Part of a data file
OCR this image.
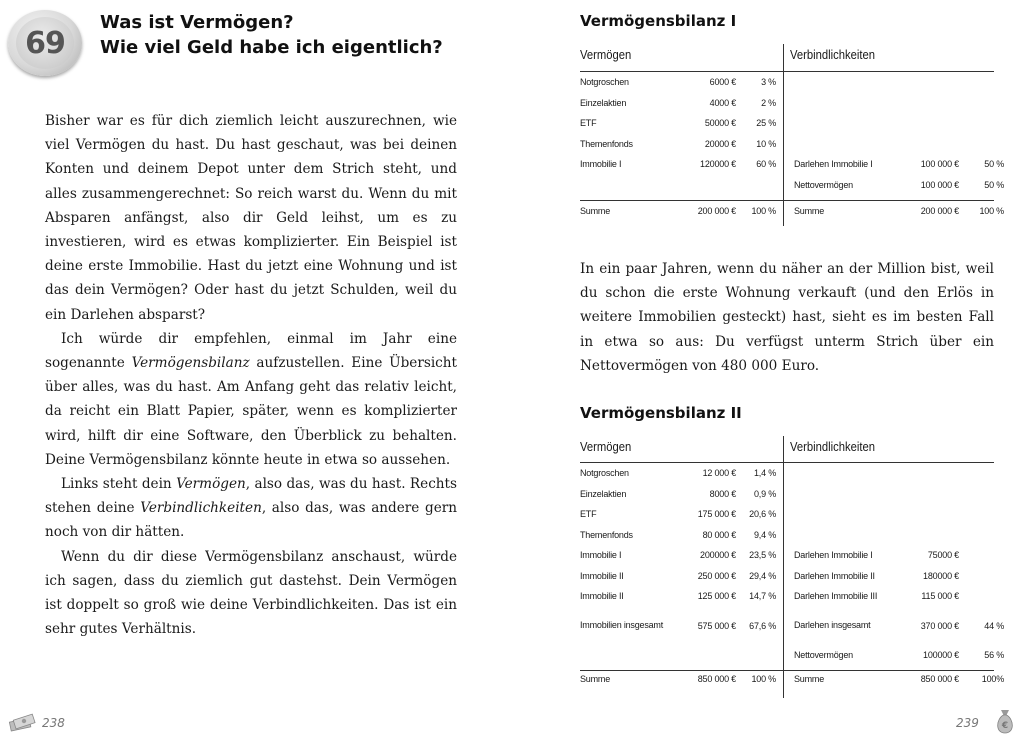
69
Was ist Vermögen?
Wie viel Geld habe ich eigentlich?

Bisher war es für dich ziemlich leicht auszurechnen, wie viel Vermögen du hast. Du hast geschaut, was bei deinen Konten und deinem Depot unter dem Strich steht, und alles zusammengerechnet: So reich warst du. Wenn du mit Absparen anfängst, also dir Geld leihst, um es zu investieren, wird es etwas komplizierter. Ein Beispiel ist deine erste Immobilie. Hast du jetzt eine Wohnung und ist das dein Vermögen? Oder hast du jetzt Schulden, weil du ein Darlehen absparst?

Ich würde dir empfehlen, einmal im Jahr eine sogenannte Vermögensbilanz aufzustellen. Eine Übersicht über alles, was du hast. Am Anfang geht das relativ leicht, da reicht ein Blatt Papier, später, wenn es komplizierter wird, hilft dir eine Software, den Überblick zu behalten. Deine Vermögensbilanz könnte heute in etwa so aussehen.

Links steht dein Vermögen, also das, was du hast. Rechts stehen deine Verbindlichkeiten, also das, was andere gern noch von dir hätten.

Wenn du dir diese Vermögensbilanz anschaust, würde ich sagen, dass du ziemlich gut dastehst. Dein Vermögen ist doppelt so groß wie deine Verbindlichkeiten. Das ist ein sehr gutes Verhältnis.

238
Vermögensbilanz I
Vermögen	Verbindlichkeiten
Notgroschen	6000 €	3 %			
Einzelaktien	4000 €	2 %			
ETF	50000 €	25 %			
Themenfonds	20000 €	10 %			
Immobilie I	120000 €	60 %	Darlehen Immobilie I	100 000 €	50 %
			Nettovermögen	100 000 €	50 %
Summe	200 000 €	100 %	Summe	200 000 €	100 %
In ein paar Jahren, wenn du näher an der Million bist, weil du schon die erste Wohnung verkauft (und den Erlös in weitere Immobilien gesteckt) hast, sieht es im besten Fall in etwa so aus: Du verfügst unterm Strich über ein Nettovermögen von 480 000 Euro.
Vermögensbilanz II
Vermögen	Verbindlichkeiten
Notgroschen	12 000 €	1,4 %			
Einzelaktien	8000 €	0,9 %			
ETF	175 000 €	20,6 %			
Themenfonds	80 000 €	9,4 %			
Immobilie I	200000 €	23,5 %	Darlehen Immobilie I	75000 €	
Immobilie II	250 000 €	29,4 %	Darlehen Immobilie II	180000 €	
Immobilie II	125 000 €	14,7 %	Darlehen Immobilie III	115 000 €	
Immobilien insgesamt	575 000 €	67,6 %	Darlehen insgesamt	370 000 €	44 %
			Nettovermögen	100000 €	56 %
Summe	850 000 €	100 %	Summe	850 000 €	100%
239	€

Job.
Copy each line of the listing that contains the string "alles".

Exercise output.
Bisher war es für dich ziemlich leicht auszurechnen, wie viel Vermögen du hast. Du hast geschaut, was bei deinen Konten und deinem Depot unter dem Strich steht, und alles zusammengerechnet: So reich warst du. Wenn du mit Absparen anfängst, also dir Geld leihst, um es zu investieren, wird es etwas komplizierter. Ein Beispiel ist deine erste Immobilie. Hast du jetzt eine Wohnung und ist das dein Vermögen? Oder hast du jetzt Schulden, weil du ein Darlehen absparst?
Ich würde dir empfehlen, einmal im Jahr eine sogenannte Vermögensbilanz aufzustellen. Eine Übersicht über alles, was du hast. Am Anfang geht das relativ leicht, da reicht ein Blatt Papier, später, wenn es komplizierter wird, hilft dir eine Software, den Überblick zu behalten. Deine Vermögensbilanz könnte heute in etwa so aussehen.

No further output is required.